- THE REQUEST -
Check every line below for the string "منها", and copy the lines that contain it.

- PROVIDED MATERIAL -
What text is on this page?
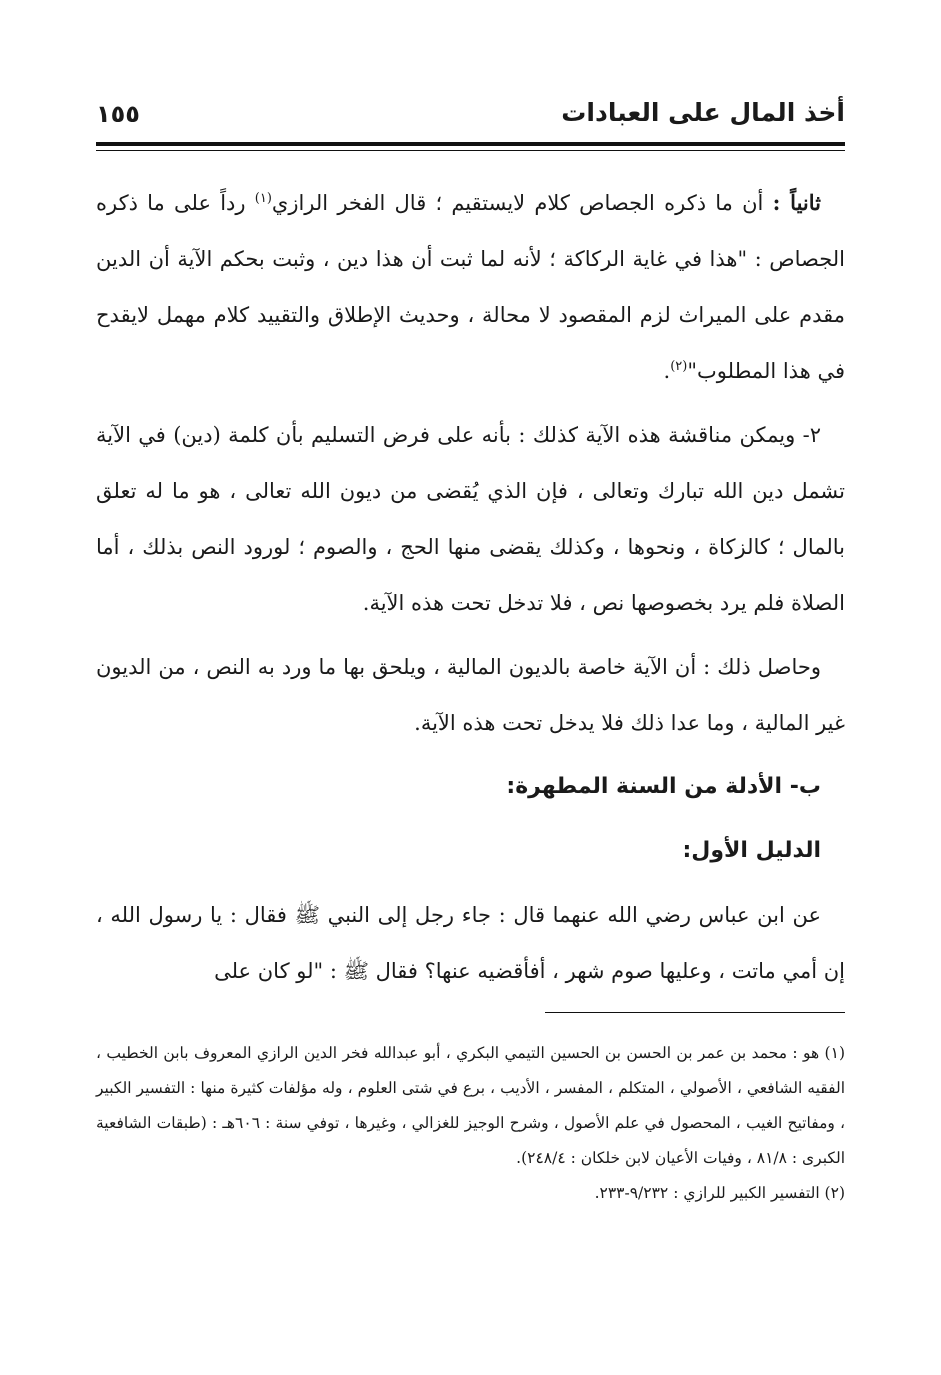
أخذ المال على العبادات
١٥٥

ثانياً : أن ما ذكره الجصاص كلام لايستقيم ؛ قال الفخر الرازي$^{(١)}$ رداً على ما ذكره الجصاص : "هذا في غاية الركاكة ؛ لأنه لما ثبت أن هذا دين ، وثبت بحكم الآية أن الدين مقدم على الميراث لزم المقصود لا محالة ، وحديث الإطلاق والتقييد كلام مهمل لايقدح في هذا المطلوب"$^{(٢)}$.

٢- ويمكن مناقشة هذه الآية كذلك : بأنه على فرض التسليم بأن كلمة (دين) في الآية تشمل دين الله تبارك وتعالى ، فإن الذي يُقضى من ديون الله تعالى ، هو ما له تعلق بالمال ؛ كالزكاة ، ونحوها ، وكذلك يقضى منها الحج ، والصوم ؛ لورود النص بذلك ، أما الصلاة فلم يرد بخصوصها نص ، فلا تدخل تحت هذه الآية.

وحاصل ذلك : أن الآية خاصة بالديون المالية ، ويلحق بها ما ورد به النص ، من الديون غير المالية ، وما عدا ذلك فلا يدخل تحت هذه الآية.

ب- الأدلة من السنة المطهرة:
الدليل الأول:

عن ابن عباس رضي الله عنهما قال : جاء رجل إلى النبي ﷺ فقال : يا رسول الله ، إن أمي ماتت ، وعليها صوم شهر ، أفأقضيه عنها؟ فقال ﷺ : "لو كان على

(١) هو : محمد بن عمر بن الحسن بن الحسين التيمي البكري ، أبو عبدالله فخر الدين الرازي المعروف بابن الخطيب ، الفقيه الشافعي ، الأصولي ، المتكلم ، المفسر ، الأديب ، برع في شتى العلوم ، وله مؤلفات كثيرة منها : التفسير الكبير ، ومفاتيح الغيب ، المحصول في علم الأصول ، وشرح الوجيز للغزالي ، وغيرها ، توفي سنة : ٦٠٦هـ : (طبقات الشافعية الكبرى : ٨١/٨ ، وفيات الأعيان لابن خلكان : ٢٤٨/٤).

(٢) التفسير الكبير للرازي : ٩/٢٣٢-٢٣٣.
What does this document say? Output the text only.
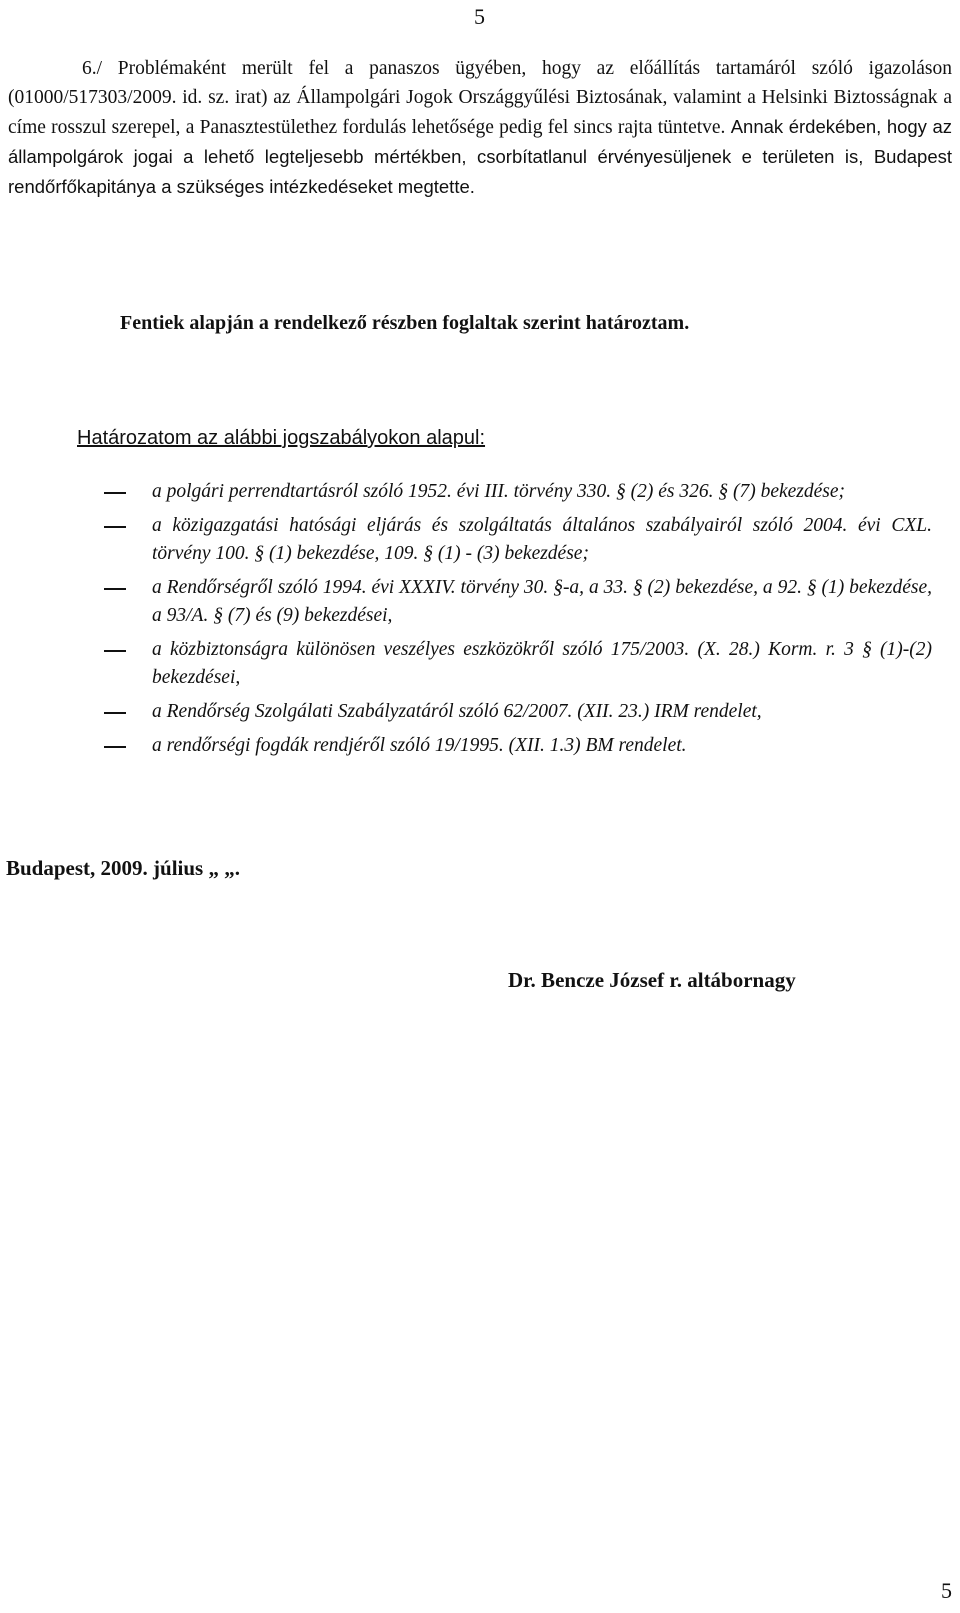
5
6./ Problémaként merült fel a panaszos ügyében, hogy az előállítás tartamáról szóló igazoláson (01000/517303/2009. id. sz. irat) az Állampolgári Jogok Országgyűlési Biztosának, valamint a Helsinki Biztosságnak a címe rosszul szerepel, a Panasztestülethez fordulás lehetősége pedig fel sincs rajta tüntetve. Annak érdekében, hogy az állampolgárok jogai a lehető legteljesebb mértékben, csorbítatlanul érvényesüljenek e területen is, Budapest rendőrfőkapitánya a szükséges intézkedéseket megtette.
Fentiek alapján a rendelkező részben foglaltak szerint határoztam.
Határozatom az alábbi jogszabályokon alapul:
a polgári perrendtartásról szóló 1952. évi III. törvény 330. § (2) és 326. § (7) bekezdése;
a közigazgatási hatósági eljárás és szolgáltatás általános szabályairól szóló 2004. évi CXL. törvény 100. § (1) bekezdése, 109. § (1) - (3) bekezdése;
a Rendőrségről szóló 1994. évi XXXIV. törvény 30. §-a, a 33. § (2) bekezdése, a 92. § (1) bekezdése, a 93/A. § (7) és (9) bekezdései,
a közbiztonságra különösen veszélyes eszközökről szóló 175/2003. (X. 28.) Korm. r. 3 § (1)-(2) bekezdései,
a Rendőrség Szolgálati Szabályzatáról szóló 62/2007. (XII. 23.) IRM rendelet,
a rendőrségi fogdák rendjéről szóló 19/1995. (XII. 1.3) BM rendelet.
Budapest, 2009. július „ „.
Dr. Bencze József r. altábornagy
5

- RESPONSE TO THE EXERCISE -
٢- ويمكن مناقشة هذه الآية كذلك : بأنه على فرض التسليم بأن كلمة (دين) في الآية تشمل دين الله تبارك وتعالى ، فإن الذي يُقضى من ديون الله تعالى ، هو ما له تعلق بالمال ؛ كالزكاة ، ونحوها ، وكذلك يقضى منها الحج ، والصوم ؛ لورود النص بذلك ، أما الصلاة فلم يرد بخصوصها نص ، فلا تدخل تحت هذه الآية.
(١) هو : محمد بن عمر بن الحسن بن الحسين التيمي البكري ، أبو عبدالله فخر الدين الرازي المعروف بابن الخطيب ، الفقيه الشافعي ، الأصولي ، المتكلم ، المفسر ، الأديب ، برع في شتى العلوم ، وله مؤلفات كثيرة منها : التفسير الكبير ، ومفاتيح الغيب ، المحصول في علم الأصول ، وشرح الوجيز للغزالي ، وغيرها ، توفي سنة : ٦٠٦هـ : (طبقات الشافعية الكبرى : ٨١/٨ ، وفيات الأعيان لابن خلكان : ٢٤٨/٤).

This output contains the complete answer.